_Task goal_. Your answer is a single number: how many lines hold the word "title"?

_Data records_.
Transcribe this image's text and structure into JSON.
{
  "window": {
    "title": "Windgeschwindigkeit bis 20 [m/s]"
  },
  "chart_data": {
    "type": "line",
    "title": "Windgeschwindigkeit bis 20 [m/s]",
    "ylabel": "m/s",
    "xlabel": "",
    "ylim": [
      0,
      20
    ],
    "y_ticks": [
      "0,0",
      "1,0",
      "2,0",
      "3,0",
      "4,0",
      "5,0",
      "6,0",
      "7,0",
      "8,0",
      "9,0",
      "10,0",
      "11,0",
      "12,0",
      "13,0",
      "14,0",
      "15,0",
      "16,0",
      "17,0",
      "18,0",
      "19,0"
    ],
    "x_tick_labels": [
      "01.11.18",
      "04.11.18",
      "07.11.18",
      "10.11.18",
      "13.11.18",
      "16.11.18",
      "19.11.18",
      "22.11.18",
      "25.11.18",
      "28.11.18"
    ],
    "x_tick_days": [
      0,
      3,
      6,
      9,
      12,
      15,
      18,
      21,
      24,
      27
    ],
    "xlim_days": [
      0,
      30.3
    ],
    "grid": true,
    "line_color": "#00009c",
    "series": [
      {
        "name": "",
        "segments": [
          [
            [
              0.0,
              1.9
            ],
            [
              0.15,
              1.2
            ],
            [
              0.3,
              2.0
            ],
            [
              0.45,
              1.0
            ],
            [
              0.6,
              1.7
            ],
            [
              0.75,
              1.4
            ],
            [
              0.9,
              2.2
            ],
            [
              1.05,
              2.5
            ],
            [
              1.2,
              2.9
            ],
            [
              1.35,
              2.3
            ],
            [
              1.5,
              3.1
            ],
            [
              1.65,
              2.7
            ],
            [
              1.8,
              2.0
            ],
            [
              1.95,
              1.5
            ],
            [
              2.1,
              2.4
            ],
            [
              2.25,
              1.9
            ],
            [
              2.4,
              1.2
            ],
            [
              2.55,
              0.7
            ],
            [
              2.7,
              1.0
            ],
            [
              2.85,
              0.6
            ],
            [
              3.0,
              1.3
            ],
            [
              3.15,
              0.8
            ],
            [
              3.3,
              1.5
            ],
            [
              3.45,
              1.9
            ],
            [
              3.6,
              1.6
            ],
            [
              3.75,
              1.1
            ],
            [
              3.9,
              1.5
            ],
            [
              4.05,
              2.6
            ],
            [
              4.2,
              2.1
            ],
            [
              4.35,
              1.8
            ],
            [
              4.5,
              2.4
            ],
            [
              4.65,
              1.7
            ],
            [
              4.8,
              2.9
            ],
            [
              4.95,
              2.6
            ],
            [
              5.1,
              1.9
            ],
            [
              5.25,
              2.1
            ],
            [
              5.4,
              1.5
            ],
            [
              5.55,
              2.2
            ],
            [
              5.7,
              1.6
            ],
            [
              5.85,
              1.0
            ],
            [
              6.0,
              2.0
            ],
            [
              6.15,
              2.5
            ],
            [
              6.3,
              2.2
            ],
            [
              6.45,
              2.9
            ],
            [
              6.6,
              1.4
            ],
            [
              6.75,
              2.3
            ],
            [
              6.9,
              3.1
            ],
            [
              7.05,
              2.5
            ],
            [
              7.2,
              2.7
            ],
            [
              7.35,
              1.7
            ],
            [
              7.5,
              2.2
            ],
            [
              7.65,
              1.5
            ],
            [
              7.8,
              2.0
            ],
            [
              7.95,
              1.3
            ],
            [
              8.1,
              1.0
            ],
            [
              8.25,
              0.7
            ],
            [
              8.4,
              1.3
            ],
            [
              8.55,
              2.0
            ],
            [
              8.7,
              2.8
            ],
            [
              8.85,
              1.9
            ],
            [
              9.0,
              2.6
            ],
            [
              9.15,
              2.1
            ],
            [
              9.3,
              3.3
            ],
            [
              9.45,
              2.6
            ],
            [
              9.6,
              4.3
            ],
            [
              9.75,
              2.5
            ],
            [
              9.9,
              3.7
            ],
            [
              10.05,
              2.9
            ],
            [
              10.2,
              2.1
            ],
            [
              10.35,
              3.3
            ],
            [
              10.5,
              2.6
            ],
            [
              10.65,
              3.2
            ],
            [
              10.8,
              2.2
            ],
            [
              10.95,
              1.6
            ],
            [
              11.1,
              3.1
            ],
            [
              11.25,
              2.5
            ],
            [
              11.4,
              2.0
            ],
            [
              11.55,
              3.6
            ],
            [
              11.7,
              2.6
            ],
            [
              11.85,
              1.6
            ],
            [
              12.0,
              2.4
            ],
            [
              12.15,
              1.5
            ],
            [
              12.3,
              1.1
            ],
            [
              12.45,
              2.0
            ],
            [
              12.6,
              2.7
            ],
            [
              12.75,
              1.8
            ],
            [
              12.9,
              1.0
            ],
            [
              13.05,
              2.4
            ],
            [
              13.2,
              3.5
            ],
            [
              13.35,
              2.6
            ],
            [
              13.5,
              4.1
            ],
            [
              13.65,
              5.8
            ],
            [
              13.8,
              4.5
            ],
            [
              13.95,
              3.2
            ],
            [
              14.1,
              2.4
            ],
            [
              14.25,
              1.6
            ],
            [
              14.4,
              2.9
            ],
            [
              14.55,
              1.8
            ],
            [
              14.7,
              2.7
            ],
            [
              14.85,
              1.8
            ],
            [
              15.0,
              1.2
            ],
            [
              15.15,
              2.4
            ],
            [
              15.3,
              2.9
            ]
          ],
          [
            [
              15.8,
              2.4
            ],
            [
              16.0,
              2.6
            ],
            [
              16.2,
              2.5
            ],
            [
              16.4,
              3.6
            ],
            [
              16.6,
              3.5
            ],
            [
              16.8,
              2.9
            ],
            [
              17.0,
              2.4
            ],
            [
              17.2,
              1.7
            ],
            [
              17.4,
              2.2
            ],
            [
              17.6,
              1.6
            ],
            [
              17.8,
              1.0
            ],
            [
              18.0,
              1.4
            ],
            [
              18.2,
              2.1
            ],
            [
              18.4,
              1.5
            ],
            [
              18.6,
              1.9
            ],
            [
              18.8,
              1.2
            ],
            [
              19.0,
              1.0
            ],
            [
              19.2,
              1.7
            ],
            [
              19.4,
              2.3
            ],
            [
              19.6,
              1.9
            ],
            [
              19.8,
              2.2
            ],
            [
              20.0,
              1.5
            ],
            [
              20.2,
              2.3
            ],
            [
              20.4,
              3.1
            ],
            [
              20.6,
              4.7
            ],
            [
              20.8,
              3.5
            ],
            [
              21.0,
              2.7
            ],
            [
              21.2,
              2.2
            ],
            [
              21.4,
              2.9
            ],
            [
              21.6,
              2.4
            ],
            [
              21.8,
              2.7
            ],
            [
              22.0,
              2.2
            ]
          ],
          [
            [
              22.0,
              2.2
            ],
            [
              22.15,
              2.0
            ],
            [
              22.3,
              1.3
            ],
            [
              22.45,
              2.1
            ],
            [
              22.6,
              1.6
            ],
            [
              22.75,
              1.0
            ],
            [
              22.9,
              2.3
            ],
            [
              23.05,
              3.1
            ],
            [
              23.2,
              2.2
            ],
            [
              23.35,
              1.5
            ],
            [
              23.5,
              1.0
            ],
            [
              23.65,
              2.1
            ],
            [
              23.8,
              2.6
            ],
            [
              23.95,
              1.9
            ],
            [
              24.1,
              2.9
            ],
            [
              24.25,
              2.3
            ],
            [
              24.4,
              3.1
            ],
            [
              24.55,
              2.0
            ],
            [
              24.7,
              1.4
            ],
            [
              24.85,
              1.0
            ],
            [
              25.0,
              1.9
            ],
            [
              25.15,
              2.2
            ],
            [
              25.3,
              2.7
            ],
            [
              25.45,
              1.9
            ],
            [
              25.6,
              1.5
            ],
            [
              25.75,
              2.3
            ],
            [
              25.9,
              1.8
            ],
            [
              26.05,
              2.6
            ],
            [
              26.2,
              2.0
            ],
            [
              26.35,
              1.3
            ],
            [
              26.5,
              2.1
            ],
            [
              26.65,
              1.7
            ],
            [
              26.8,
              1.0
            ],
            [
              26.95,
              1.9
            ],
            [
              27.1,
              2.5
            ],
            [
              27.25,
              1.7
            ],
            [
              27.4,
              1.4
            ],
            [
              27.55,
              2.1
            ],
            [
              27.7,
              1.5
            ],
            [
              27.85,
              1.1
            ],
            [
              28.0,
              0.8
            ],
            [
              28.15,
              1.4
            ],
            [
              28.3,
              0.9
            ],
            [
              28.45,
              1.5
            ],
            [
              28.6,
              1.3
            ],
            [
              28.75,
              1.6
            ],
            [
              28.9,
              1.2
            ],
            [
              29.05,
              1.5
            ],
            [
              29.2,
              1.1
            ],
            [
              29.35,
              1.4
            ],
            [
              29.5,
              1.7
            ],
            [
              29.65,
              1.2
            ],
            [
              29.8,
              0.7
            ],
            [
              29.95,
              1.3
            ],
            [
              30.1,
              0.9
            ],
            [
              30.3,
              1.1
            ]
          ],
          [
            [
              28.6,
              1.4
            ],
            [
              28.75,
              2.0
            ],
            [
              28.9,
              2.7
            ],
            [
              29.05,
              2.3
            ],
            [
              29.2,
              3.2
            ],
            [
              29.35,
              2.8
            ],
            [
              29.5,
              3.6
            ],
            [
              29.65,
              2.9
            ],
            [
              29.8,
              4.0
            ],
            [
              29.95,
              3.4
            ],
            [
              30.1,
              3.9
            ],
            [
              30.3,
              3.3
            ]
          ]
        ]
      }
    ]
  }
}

_Reply_. 2